━━━━━ Dataset excerpts ━━━━━
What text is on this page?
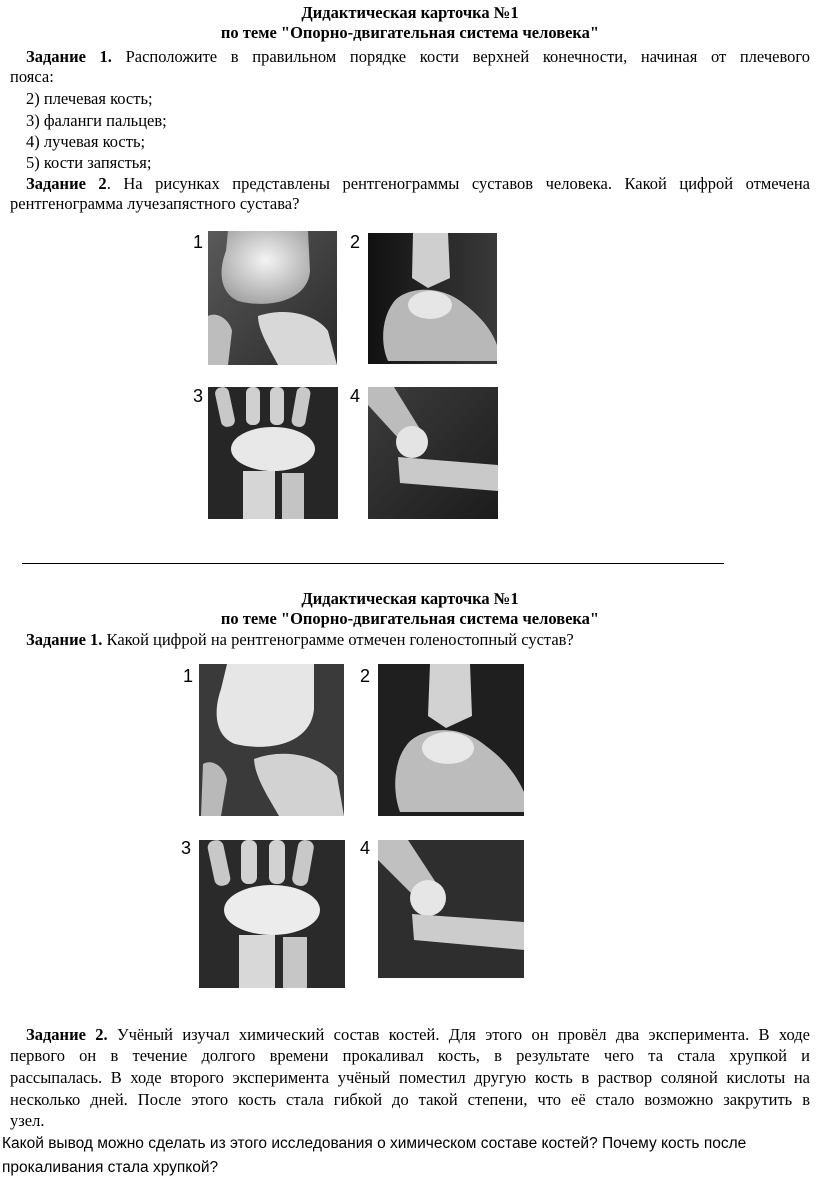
Дидактическая карточка №1
по теме "Опорно-двигательная система человека"
Задание 1. Расположите в правильном порядке кости верхней конечности, начиная от плечевого
пояса:
2) плечевая кость;
3) фаланги пальцев;
4) лучевая кость;
5) кости запястья;
Задание 2. На рисунках представлены рентгенограммы суставов человека. Какой цифрой отмечена
рентгенограмма лучезапястного сустава?
1	2
3	4
Дидактическая карточка №1
по теме "Опорно-двигательная система человека"
Задание 1. Какой цифрой на рентгенограмме отмечен голеностопный сустав?
1	2
3	4
Задание 2. Учёный изучал химический состав костей. Для этого он провёл два эксперимента. В ходе
первого он в течение долгого времени прокаливал кость, в результате чего та стала хрупкой и
рассыпалась. В ходе второго эксперимента учёный поместил другую кость в раствор соляной кислоты на
несколько дней. После этого кость стала гибкой до такой степени, что её стало возможно закрутить в
узел.
Какой вывод можно сделать из этого исследования о химическом составе костей? Почему кость после
прокаливания стала хрупкой?
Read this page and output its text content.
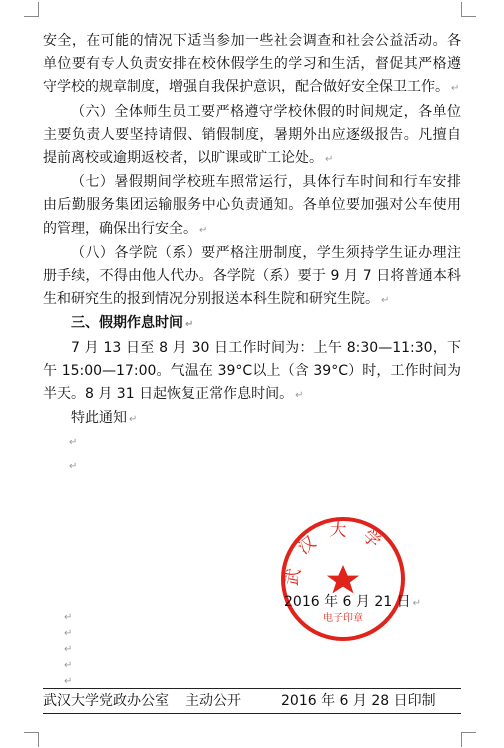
安全，在可能的情况下适当参加一些社会调查和社会公益活动。各单位要有专人负责安排在校休假学生的学习和生活，督促其严格遵守学校的规章制度，增强自我保护意识，配合做好安全保卫工作。 ↵

（六）全体师生员工要严格遵守学校休假的时间规定，各单位主要负责人要坚持请假、销假制度，暑期外出应逐级报告。凡擅自提前离校或逾期返校者，以旷课或旷工论处。 ↵

（七）暑假期间学校班车照常运行，具体行车时间和行车安排由后勤服务集团运输服务中心负责通知。各单位要加强对公车使用的管理，确保出行安全。 ↵

（八）各学院（系）要严格注册制度，学生须持学生证办理注册手续，不得由他人代办。各学院（系）要于 9 月 7 日将普通本科生和研究生的报到情况分别报送本科生院和研究生院。 ↵

三、假期作息时间 ↵

7 月 13 日至 8 月 30 日工作时间为：上午 8:30—11:30，下午 15:00—17:00。气温在 39°C以上（含 39°C）时，工作时间为半天。8 月 31 日起恢复正常作息时间。 ↵

特此通知 ↵

↵
↵
武汉大学
电子印章
2016 年 6 月 21 日 ↵
↵
↵
↵
↵
↵
武汉大学党政办公室 主动公开	2016 年 6 月 28 日印制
━━━━━
• _Task prompt_:
Reproduce exactly and only the lines from the line that contains "Read this page and output its text content." to the end of the data above, both ends included. No pictures go in the copy.

• _The reply_:
Read this page and output its text content.
安全，在可能的情况下适当参加一些社会调查和社会公益活动。各单位要有专人负责安排在校休假学生的学习和生活，督促其严格遵守学校的规章制度，增强自我保护意识，配合做好安全保卫工作。 ↵

（六）全体师生员工要严格遵守学校休假的时间规定，各单位主要负责人要坚持请假、销假制度，暑期外出应逐级报告。凡擅自提前离校或逾期返校者，以旷课或旷工论处。 ↵

（七）暑假期间学校班车照常运行，具体行车时间和行车安排由后勤服务集团运输服务中心负责通知。各单位要加强对公车使用的管理，确保出行安全。 ↵

（八）各学院（系）要严格注册制度，学生须持学生证办理注册手续，不得由他人代办。各学院（系）要于 9 月 7 日将普通本科生和研究生的报到情况分别报送本科生院和研究生院。 ↵

三、假期作息时间 ↵

7 月 13 日至 8 月 30 日工作时间为：上午 8:30—11:30，下午 15:00—17:00。气温在 39°C以上（含 39°C）时，工作时间为半天。8 月 31 日起恢复正常作息时间。 ↵

特此通知 ↵

↵
↵
武汉大学
电子印章
2016 年 6 月 21 日 ↵
↵
↵
↵
↵
↵
武汉大学党政办公室 主动公开	2016 年 6 月 28 日印制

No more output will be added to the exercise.